<<<<

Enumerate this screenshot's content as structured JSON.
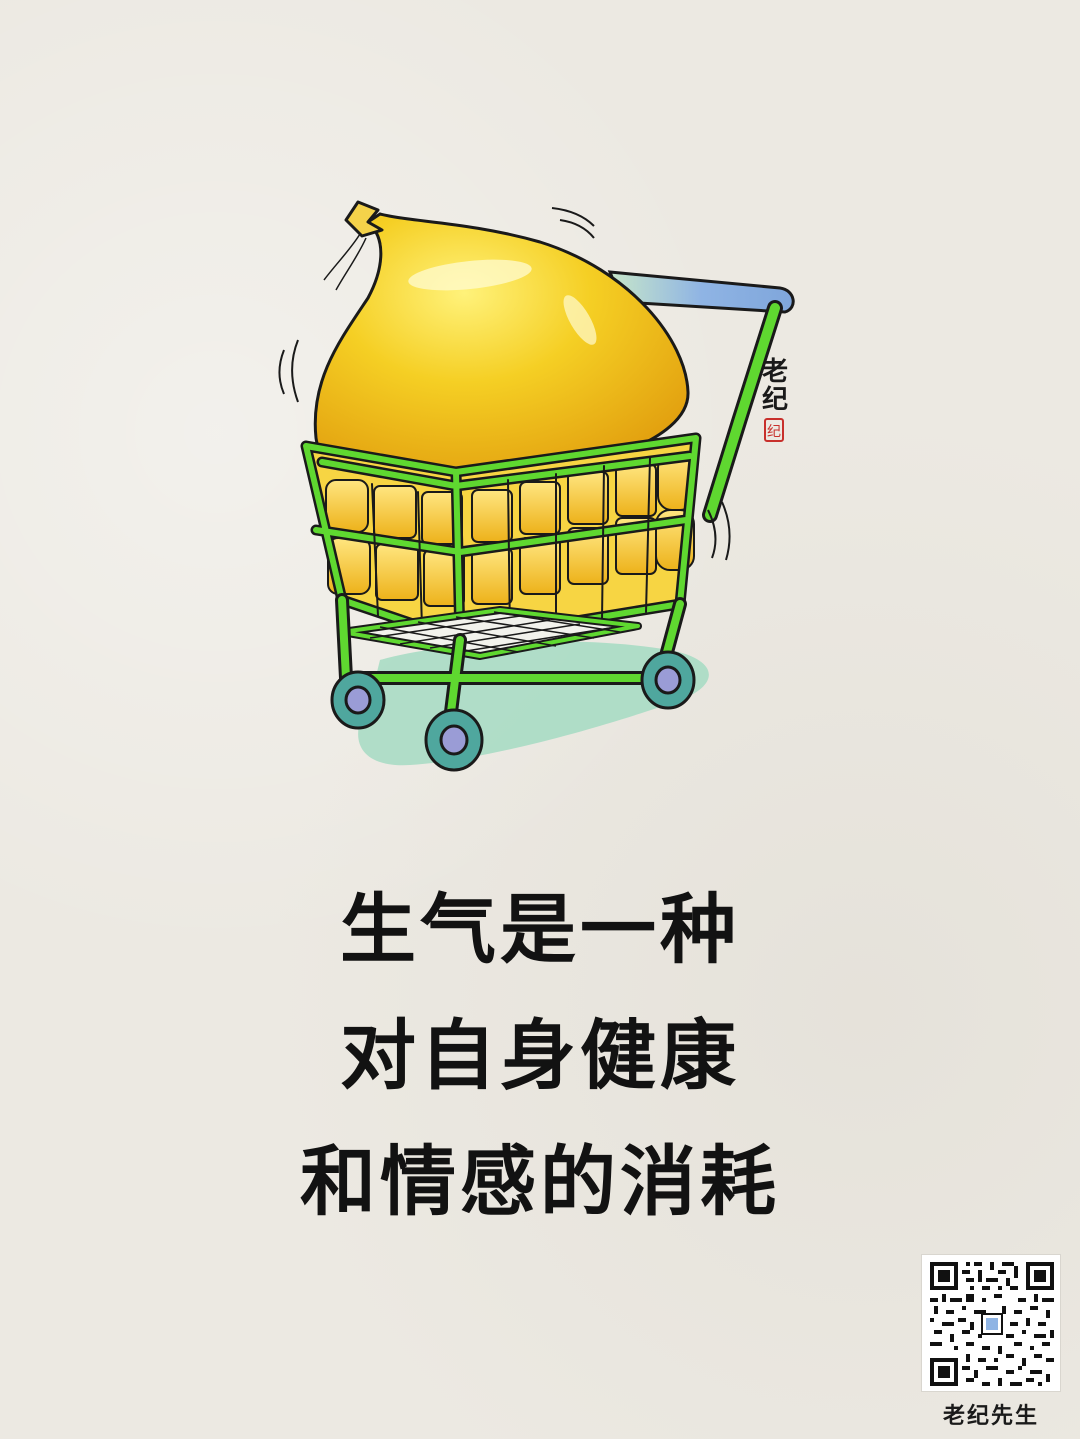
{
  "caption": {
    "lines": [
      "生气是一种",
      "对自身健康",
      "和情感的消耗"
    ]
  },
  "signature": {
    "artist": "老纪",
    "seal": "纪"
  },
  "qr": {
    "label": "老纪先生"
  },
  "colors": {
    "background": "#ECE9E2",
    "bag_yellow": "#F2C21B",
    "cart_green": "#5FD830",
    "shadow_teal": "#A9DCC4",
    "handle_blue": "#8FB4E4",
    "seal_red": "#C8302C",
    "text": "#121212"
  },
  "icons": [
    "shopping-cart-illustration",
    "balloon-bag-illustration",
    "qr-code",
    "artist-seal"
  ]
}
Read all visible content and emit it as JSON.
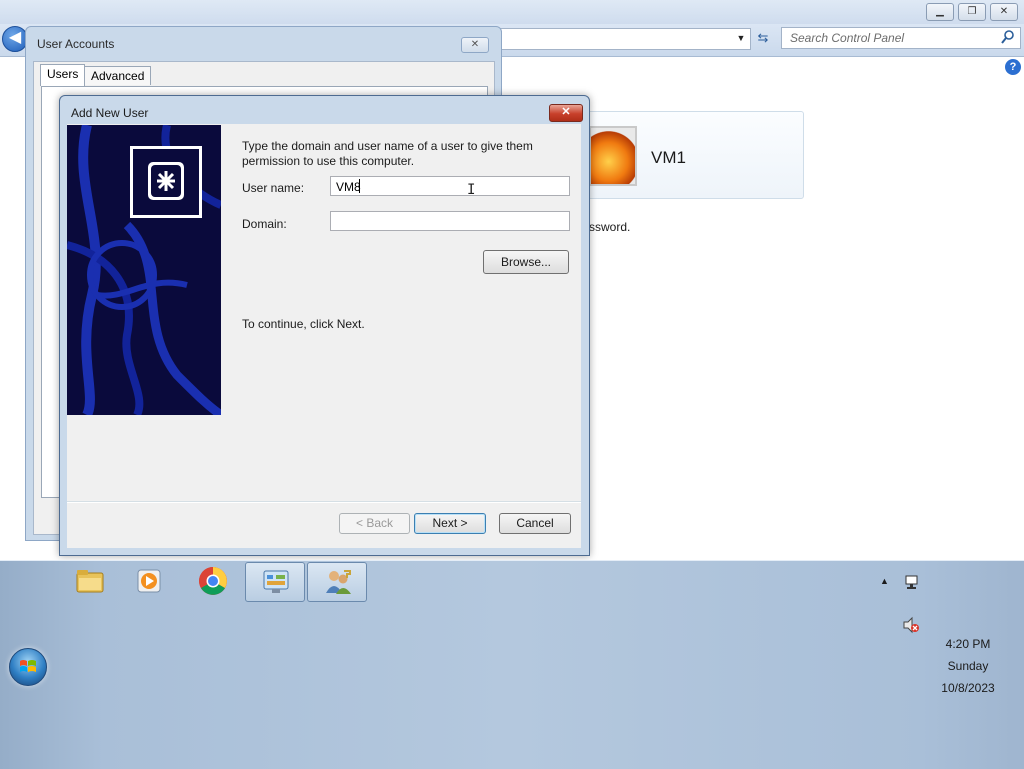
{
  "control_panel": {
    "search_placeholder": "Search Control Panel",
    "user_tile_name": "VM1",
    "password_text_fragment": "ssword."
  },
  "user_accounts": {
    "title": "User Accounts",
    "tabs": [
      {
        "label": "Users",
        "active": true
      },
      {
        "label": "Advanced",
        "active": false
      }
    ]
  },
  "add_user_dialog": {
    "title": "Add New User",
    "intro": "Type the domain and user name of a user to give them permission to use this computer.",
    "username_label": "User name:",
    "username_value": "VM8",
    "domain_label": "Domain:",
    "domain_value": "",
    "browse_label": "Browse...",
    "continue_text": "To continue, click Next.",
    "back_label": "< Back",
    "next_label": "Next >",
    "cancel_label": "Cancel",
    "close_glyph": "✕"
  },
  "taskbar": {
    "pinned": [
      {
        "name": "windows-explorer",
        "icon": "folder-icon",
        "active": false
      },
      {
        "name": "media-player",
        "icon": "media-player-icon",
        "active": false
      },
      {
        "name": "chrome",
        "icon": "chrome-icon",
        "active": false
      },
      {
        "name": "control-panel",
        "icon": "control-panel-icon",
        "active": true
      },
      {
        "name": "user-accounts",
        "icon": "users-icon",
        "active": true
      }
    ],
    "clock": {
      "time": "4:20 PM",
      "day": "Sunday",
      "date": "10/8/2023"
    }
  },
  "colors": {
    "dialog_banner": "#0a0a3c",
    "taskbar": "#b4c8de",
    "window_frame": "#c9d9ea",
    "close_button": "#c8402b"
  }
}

>>>>

The request ▸ Leaving the pictures out, set down exactly the lines from the one with "Read all visible content and emit it as JSON." through the end of the records.

Exercise response ▸
Read all visible content and emit it as JSON.
{
  "control_panel": {
    "search_placeholder": "Search Control Panel",
    "user_tile_name": "VM1",
    "password_text_fragment": "ssword."
  },
  "user_accounts": {
    "title": "User Accounts",
    "tabs": [
      {
        "label": "Users",
        "active": true
      },
      {
        "label": "Advanced",
        "active": false
      }
    ]
  },
  "add_user_dialog": {
    "title": "Add New User",
    "intro": "Type the domain and user name of a user to give them permission to use this computer.",
    "username_label": "User name:",
    "username_value": "VM8",
    "domain_label": "Domain:",
    "domain_value": "",
    "browse_label": "Browse...",
    "continue_text": "To continue, click Next.",
    "back_label": "< Back",
    "next_label": "Next >",
    "cancel_label": "Cancel",
    "close_glyph": "✕"
  },
  "taskbar": {
    "pinned": [
      {
        "name": "windows-explorer",
        "icon": "folder-icon",
        "active": false
      },
      {
        "name": "media-player",
        "icon": "media-player-icon",
        "active": false
      },
      {
        "name": "chrome",
        "icon": "chrome-icon",
        "active": false
      },
      {
        "name": "control-panel",
        "icon": "control-panel-icon",
        "active": true
      },
      {
        "name": "user-accounts",
        "icon": "users-icon",
        "active": true
      }
    ],
    "clock": {
      "time": "4:20 PM",
      "day": "Sunday",
      "date": "10/8/2023"
    }
  },
  "colors": {
    "dialog_banner": "#0a0a3c",
    "taskbar": "#b4c8de",
    "window_frame": "#c9d9ea",
    "close_button": "#c8402b"
  }
}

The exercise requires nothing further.